> _What is needed_
Without including any pictures, write out the listing below exactly.
_ _ _
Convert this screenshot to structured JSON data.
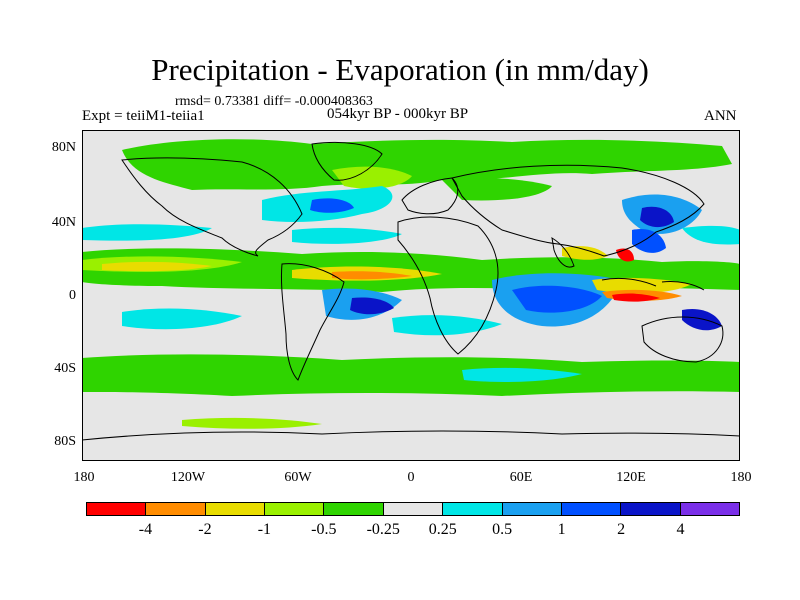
{
  "title": "Precipitation - Evaporation (in mm/day)",
  "stats": "rmsd= 0.73381 diff= -0.000408363",
  "experiment": "Expt = teiiM1-teiia1",
  "period": "054kyr BP - 000kyr BP",
  "season": "ANN",
  "y_ticks": [
    "80N",
    "40N",
    "0",
    "40S",
    "80S"
  ],
  "x_ticks": [
    "180",
    "120W",
    "60W",
    "0",
    "60E",
    "120E",
    "180"
  ],
  "colorbar": {
    "colors": [
      "#ff0000",
      "#ff8c00",
      "#e8dc00",
      "#9af000",
      "#2fd400",
      "#e6e6e6",
      "#00e6e6",
      "#1aa0f0",
      "#0050ff",
      "#0a14c8",
      "#7a2fe8"
    ],
    "labels": [
      "-4",
      "-2",
      "-1",
      "-0.5",
      "-0.25",
      "0.25",
      "0.5",
      "1",
      "2",
      "4"
    ]
  }
}
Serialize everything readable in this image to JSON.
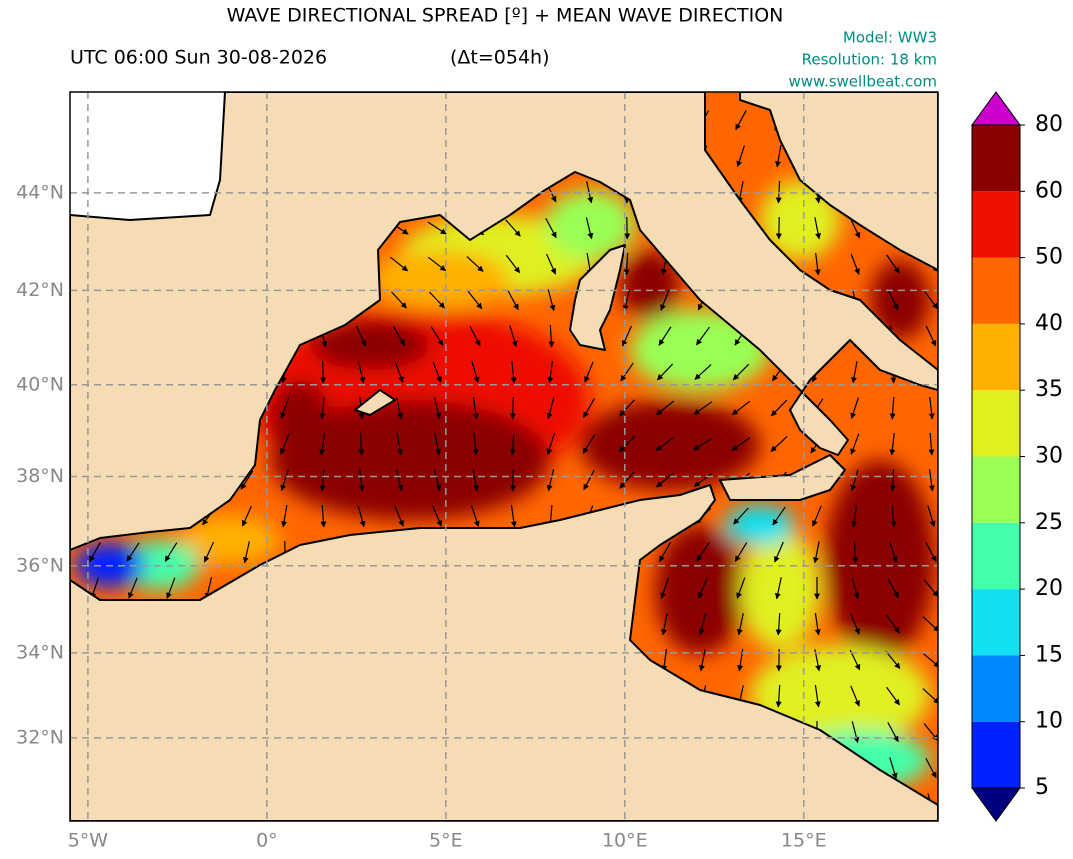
{
  "map": {
    "title": "WAVE DIRECTIONAL SPREAD [º] + MEAN WAVE DIRECTION",
    "time": "UTC 06:00 Sun 30-08-2026",
    "lead": "(Δt=054h)",
    "model": "Model: WW3",
    "resolution": "Resolution: 18 km",
    "website": "www.swellbeat.com",
    "xlim": [
      -5.5,
      18.75
    ],
    "ylim": [
      30,
      46
    ],
    "xticks": [
      {
        "value": -5,
        "label": "5°W"
      },
      {
        "value": 0,
        "label": "0°"
      },
      {
        "value": 5,
        "label": "5°E"
      },
      {
        "value": 10,
        "label": "10°E"
      },
      {
        "value": 15,
        "label": "15°E"
      }
    ],
    "yticks": [
      {
        "value": 32,
        "label": "32°N"
      },
      {
        "value": 34,
        "label": "34°N"
      },
      {
        "value": 36,
        "label": "36°N"
      },
      {
        "value": 38,
        "label": "38°N"
      },
      {
        "value": 40,
        "label": "40°N"
      },
      {
        "value": 42,
        "label": "42°N"
      },
      {
        "value": 44,
        "label": "44°N"
      }
    ],
    "grid": true,
    "colorbar": {
      "levels": [
        5,
        10,
        15,
        20,
        25,
        30,
        35,
        40,
        50,
        60,
        80
      ],
      "colors": [
        "#0022ff",
        "#0088ff",
        "#11e0f0",
        "#44ffaa",
        "#99ff55",
        "#e0f020",
        "#ffb000",
        "#ff6600",
        "#ee1100",
        "#8b0000"
      ],
      "under_color": "#00007f",
      "over_color": "#cc00cc"
    }
  }
}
_ _ _
> _Response_
Convert this screenshot to structured JSON data.
{
  "title": "Precipitation - Evaporation (in mm/day)",
  "stats": "rmsd= 0.73381 diff= -0.000408363",
  "experiment": "Expt = teiiM1-teiia1",
  "period": "054kyr BP - 000kyr BP",
  "season": "ANN",
  "y_ticks": [
    "80N",
    "40N",
    "0",
    "40S",
    "80S"
  ],
  "x_ticks": [
    "180",
    "120W",
    "60W",
    "0",
    "60E",
    "120E",
    "180"
  ],
  "colorbar": {
    "colors": [
      "#ff0000",
      "#ff8c00",
      "#e8dc00",
      "#9af000",
      "#2fd400",
      "#e6e6e6",
      "#00e6e6",
      "#1aa0f0",
      "#0050ff",
      "#0a14c8",
      "#7a2fe8"
    ],
    "labels": [
      "-4",
      "-2",
      "-1",
      "-0.5",
      "-0.25",
      "0.25",
      "0.5",
      "1",
      "2",
      "4"
    ]
  }
}
Serialize everything readable in this image to JSON.
{
  "map": {
    "title": "WAVE DIRECTIONAL SPREAD [º] + MEAN WAVE DIRECTION",
    "time": "UTC 06:00 Sun 30-08-2026",
    "lead": "(Δt=054h)",
    "model": "Model: WW3",
    "resolution": "Resolution: 18 km",
    "website": "www.swellbeat.com",
    "xlim": [
      -5.5,
      18.75
    ],
    "ylim": [
      30,
      46
    ],
    "xticks": [
      {
        "value": -5,
        "label": "5°W"
      },
      {
        "value": 0,
        "label": "0°"
      },
      {
        "value": 5,
        "label": "5°E"
      },
      {
        "value": 10,
        "label": "10°E"
      },
      {
        "value": 15,
        "label": "15°E"
      }
    ],
    "yticks": [
      {
        "value": 32,
        "label": "32°N"
      },
      {
        "value": 34,
        "label": "34°N"
      },
      {
        "value": 36,
        "label": "36°N"
      },
      {
        "value": 38,
        "label": "38°N"
      },
      {
        "value": 40,
        "label": "40°N"
      },
      {
        "value": 42,
        "label": "42°N"
      },
      {
        "value": 44,
        "label": "44°N"
      }
    ],
    "grid": true,
    "colorbar": {
      "levels": [
        5,
        10,
        15,
        20,
        25,
        30,
        35,
        40,
        50,
        60,
        80
      ],
      "colors": [
        "#0022ff",
        "#0088ff",
        "#11e0f0",
        "#44ffaa",
        "#99ff55",
        "#e0f020",
        "#ffb000",
        "#ff6600",
        "#ee1100",
        "#8b0000"
      ],
      "under_color": "#00007f",
      "over_color": "#cc00cc"
    }
  }
}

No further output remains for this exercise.